• Data supplied:

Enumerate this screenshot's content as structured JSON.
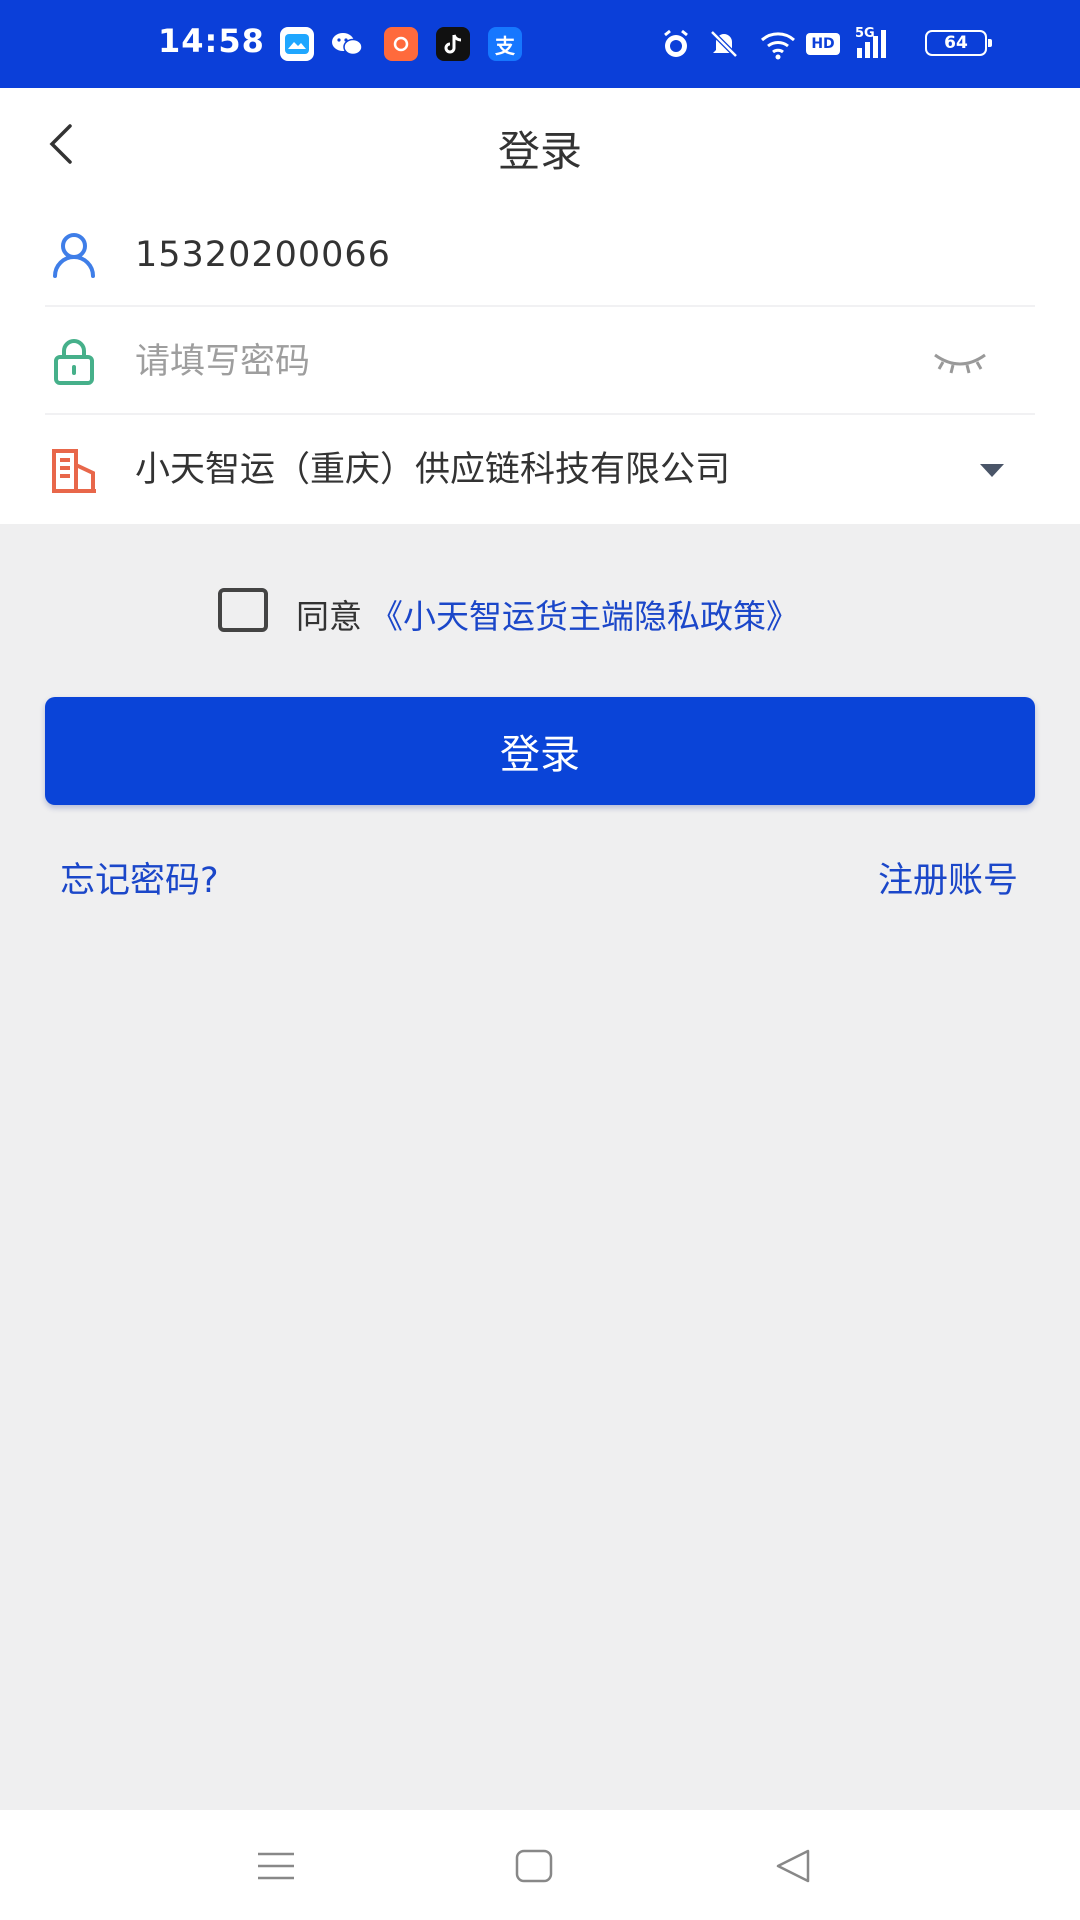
{
  "status_bar": {
    "time": "14:58",
    "apps": [
      "gallery-icon",
      "wechat-icon",
      "app-icon",
      "tiktok-icon",
      "alipay-icon"
    ],
    "alipay_glyph": "支",
    "signal_label": "5G",
    "hd_label": "HD",
    "battery": "64"
  },
  "header": {
    "title": "登录",
    "back_icon": "chevron-left-icon"
  },
  "form": {
    "phone": "15320200066",
    "password_placeholder": "请填写密码",
    "company": "小天智运（重庆）供应链科技有限公司"
  },
  "agreement": {
    "label": "同意",
    "link": "《小天智运货主端隐私政策》",
    "checked": false
  },
  "login_button": "登录",
  "links": {
    "forgot": "忘记密码?",
    "register": "注册账号"
  },
  "colors": {
    "primary": "#0a44d8",
    "link": "#1b47c9",
    "status_bar": "#0b3fd9",
    "user_icon": "#3f7ee8",
    "lock_icon": "#46b08a",
    "company_icon": "#e8674a"
  }
}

• Written instruction:
Give all the lines above again, character for character, without pictures.

• Correct result:
Enumerate this screenshot's content as structured JSON.
{
  "status_bar": {
    "time": "14:58",
    "apps": [
      "gallery-icon",
      "wechat-icon",
      "app-icon",
      "tiktok-icon",
      "alipay-icon"
    ],
    "alipay_glyph": "支",
    "signal_label": "5G",
    "hd_label": "HD",
    "battery": "64"
  },
  "header": {
    "title": "登录",
    "back_icon": "chevron-left-icon"
  },
  "form": {
    "phone": "15320200066",
    "password_placeholder": "请填写密码",
    "company": "小天智运（重庆）供应链科技有限公司"
  },
  "agreement": {
    "label": "同意",
    "link": "《小天智运货主端隐私政策》",
    "checked": false
  },
  "login_button": "登录",
  "links": {
    "forgot": "忘记密码?",
    "register": "注册账号"
  },
  "colors": {
    "primary": "#0a44d8",
    "link": "#1b47c9",
    "status_bar": "#0b3fd9",
    "user_icon": "#3f7ee8",
    "lock_icon": "#46b08a",
    "company_icon": "#e8674a"
  }
}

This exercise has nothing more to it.